ENTRIES SUPPLIED:

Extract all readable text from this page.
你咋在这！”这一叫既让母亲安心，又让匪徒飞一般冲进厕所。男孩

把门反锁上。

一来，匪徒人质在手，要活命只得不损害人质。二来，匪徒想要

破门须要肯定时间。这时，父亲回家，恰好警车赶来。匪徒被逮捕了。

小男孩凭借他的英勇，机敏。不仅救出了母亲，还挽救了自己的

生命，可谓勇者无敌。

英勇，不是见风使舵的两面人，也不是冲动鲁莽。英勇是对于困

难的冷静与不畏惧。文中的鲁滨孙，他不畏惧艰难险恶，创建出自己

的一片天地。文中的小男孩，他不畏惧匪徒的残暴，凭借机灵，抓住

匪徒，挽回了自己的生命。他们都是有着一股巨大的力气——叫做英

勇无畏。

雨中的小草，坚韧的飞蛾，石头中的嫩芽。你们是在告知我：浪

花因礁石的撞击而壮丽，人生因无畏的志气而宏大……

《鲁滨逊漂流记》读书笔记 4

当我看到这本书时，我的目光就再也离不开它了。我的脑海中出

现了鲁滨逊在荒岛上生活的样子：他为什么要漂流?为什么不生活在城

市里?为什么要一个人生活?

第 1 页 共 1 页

EXERCISE PROMPT:
Reproduce the data shown above exactly.

TASK RESPONSE:
Extract all readable text from this page.
你咋在这！”这一叫既让母亲安心，又让匪徒飞一般冲进厕所。男孩

把门反锁上。

一来，匪徒人质在手，要活命只得不损害人质。二来，匪徒想要

破门须要肯定时间。这时，父亲回家，恰好警车赶来。匪徒被逮捕了。

小男孩凭借他的英勇，机敏。不仅救出了母亲，还挽救了自己的

生命，可谓勇者无敌。

英勇，不是见风使舵的两面人，也不是冲动鲁莽。英勇是对于困

难的冷静与不畏惧。文中的鲁滨孙，他不畏惧艰难险恶，创建出自己

的一片天地。文中的小男孩，他不畏惧匪徒的残暴，凭借机灵，抓住

匪徒，挽回了自己的生命。他们都是有着一股巨大的力气——叫做英

勇无畏。

雨中的小草，坚韧的飞蛾，石头中的嫩芽。你们是在告知我：浪

花因礁石的撞击而壮丽，人生因无畏的志气而宏大……

《鲁滨逊漂流记》读书笔记 4

当我看到这本书时，我的目光就再也离不开它了。我的脑海中出

现了鲁滨逊在荒岛上生活的样子：他为什么要漂流?为什么不生活在城

市里?为什么要一个人生活?

第 1 页 共 1 页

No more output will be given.